Excerpt from a dataset:
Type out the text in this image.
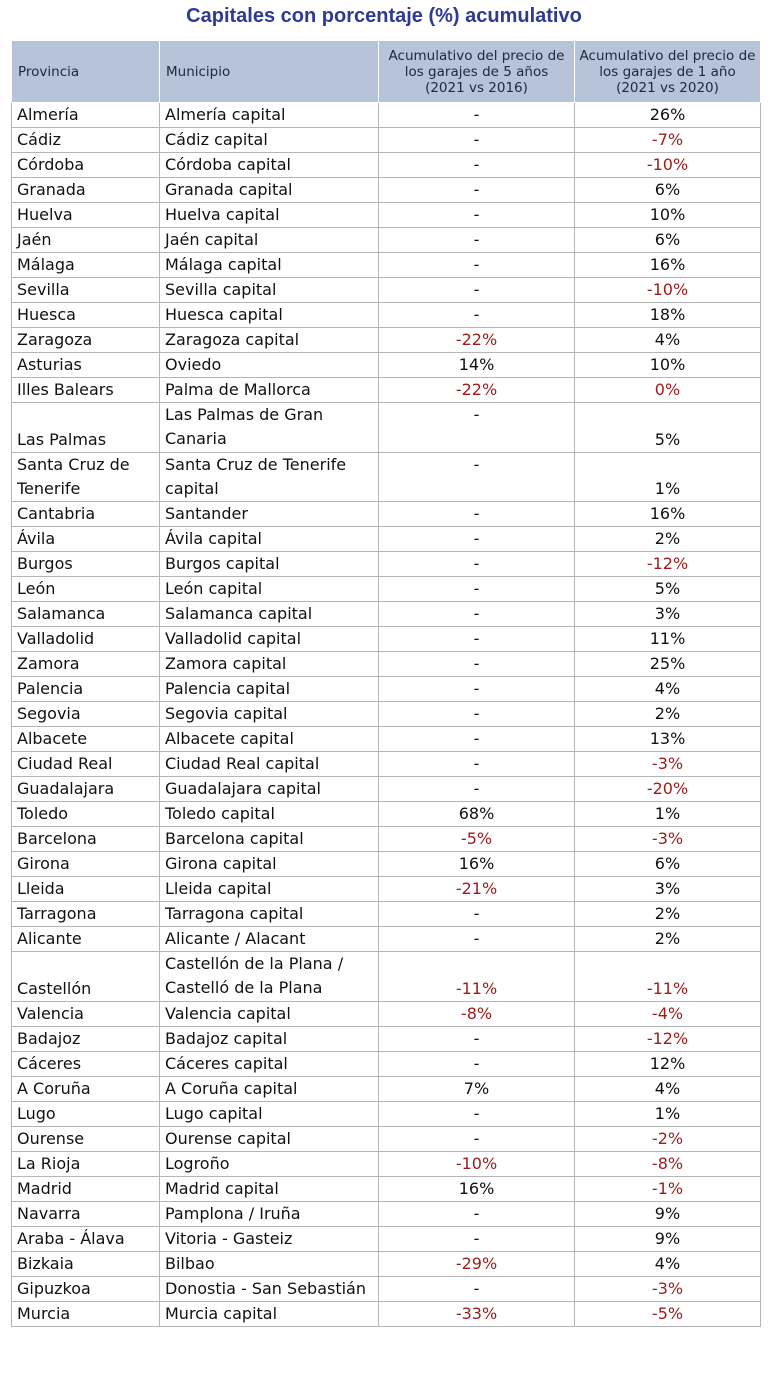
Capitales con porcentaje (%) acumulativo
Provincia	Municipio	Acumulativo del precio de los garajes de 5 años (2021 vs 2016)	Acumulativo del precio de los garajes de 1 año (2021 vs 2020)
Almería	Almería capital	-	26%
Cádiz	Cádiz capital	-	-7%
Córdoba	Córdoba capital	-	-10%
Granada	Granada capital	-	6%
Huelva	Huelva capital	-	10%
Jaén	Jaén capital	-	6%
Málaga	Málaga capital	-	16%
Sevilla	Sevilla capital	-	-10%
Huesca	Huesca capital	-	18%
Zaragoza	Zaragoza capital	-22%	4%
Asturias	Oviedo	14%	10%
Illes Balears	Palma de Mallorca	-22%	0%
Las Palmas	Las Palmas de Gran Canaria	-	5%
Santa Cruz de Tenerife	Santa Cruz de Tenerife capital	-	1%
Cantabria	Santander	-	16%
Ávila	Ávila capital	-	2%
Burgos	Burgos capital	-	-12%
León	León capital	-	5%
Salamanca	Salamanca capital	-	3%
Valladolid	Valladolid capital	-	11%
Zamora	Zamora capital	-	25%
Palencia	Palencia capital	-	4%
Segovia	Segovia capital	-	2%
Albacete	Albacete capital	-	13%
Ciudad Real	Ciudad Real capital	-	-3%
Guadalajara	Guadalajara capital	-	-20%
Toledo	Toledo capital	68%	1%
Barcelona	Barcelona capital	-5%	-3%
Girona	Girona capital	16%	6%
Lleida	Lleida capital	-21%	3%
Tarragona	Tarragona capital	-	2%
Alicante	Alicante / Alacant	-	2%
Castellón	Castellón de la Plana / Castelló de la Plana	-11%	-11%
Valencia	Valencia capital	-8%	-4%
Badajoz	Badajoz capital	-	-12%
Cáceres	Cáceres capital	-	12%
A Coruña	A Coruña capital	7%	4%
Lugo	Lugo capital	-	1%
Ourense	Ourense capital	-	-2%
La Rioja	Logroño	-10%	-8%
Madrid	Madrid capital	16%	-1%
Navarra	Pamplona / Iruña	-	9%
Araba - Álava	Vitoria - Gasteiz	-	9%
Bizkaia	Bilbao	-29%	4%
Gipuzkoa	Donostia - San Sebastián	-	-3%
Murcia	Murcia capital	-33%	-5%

...

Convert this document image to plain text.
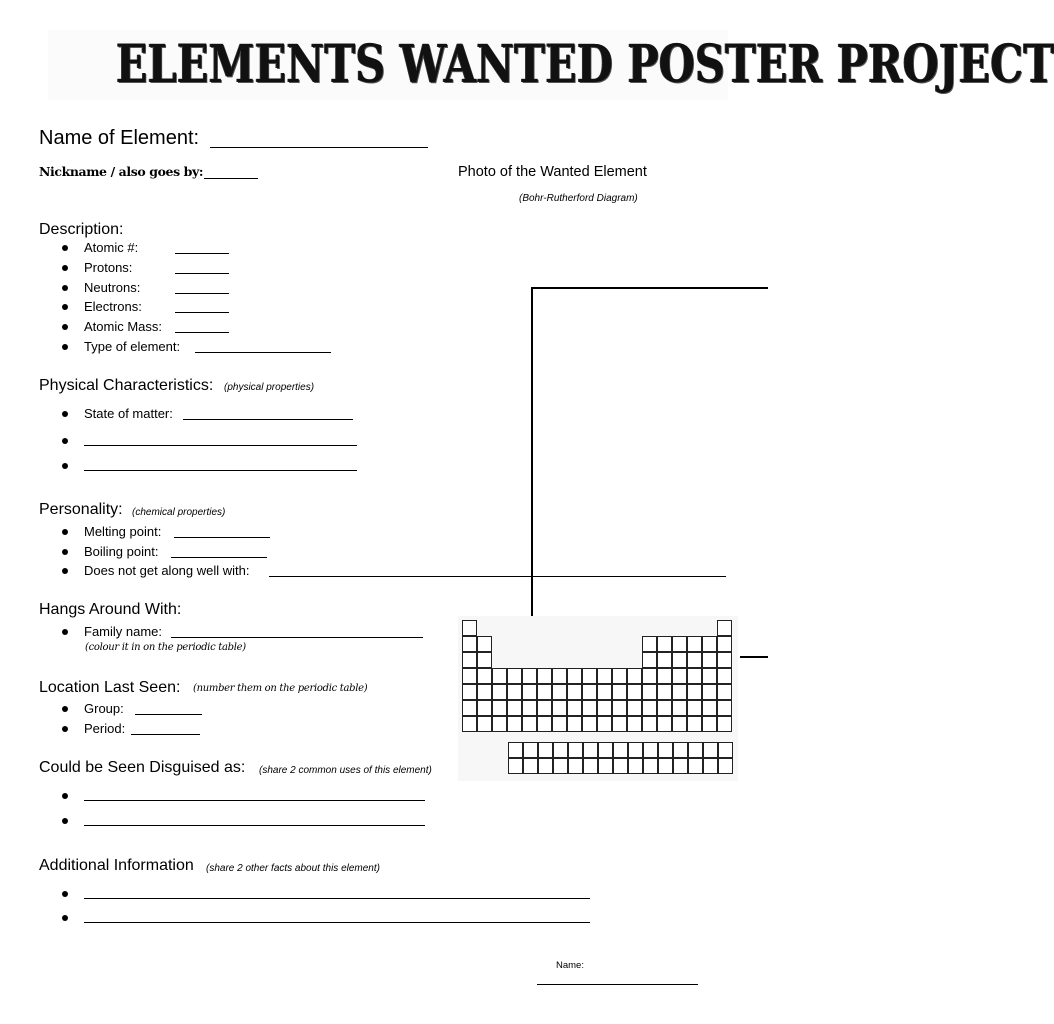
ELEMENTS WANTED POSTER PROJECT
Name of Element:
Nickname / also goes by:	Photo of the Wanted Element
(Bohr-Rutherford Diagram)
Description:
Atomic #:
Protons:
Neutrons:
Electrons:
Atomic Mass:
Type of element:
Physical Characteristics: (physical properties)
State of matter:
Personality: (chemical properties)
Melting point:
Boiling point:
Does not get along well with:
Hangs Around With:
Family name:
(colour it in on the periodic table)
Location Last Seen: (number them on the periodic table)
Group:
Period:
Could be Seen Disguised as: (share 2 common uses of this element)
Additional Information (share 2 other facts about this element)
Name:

==

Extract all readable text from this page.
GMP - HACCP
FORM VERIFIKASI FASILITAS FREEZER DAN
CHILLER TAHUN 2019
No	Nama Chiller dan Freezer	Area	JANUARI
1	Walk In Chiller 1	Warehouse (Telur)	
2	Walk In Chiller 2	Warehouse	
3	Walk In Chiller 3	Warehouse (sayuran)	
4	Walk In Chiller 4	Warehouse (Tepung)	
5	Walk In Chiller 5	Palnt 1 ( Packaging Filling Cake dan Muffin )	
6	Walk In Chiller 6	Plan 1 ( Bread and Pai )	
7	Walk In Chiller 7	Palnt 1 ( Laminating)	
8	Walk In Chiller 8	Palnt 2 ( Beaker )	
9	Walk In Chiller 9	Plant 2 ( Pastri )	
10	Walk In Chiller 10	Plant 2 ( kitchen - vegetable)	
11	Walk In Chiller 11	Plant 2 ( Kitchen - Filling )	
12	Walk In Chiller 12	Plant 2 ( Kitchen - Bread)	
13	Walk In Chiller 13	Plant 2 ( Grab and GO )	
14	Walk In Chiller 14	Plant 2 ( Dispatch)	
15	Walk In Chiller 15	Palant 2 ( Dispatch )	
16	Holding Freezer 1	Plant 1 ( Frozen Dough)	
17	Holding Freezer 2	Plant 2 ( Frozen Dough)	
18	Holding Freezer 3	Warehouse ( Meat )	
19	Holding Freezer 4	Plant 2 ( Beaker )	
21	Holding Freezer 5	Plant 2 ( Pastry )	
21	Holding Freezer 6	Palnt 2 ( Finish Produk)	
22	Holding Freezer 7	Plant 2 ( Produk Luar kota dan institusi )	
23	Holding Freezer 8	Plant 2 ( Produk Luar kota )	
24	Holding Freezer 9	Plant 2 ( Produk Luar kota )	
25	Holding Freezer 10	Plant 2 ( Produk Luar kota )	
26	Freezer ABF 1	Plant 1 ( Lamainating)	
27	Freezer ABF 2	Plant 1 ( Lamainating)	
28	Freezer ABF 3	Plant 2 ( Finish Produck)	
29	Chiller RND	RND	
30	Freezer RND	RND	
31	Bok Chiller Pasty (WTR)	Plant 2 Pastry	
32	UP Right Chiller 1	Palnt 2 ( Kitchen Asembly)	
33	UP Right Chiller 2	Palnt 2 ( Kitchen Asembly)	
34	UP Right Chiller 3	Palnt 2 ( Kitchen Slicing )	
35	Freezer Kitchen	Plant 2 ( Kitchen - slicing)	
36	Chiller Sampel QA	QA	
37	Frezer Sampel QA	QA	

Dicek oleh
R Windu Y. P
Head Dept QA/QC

## GIVEN INSTRUCTION
Write down every line of the data above that includes the string "Pastry".

## THE COMPLETED TASK
21	Holding Freezer 5	Plant 2 ( Pastry )	
31	Bok Chiller Pasty (WTR)	Plant 2 Pastry	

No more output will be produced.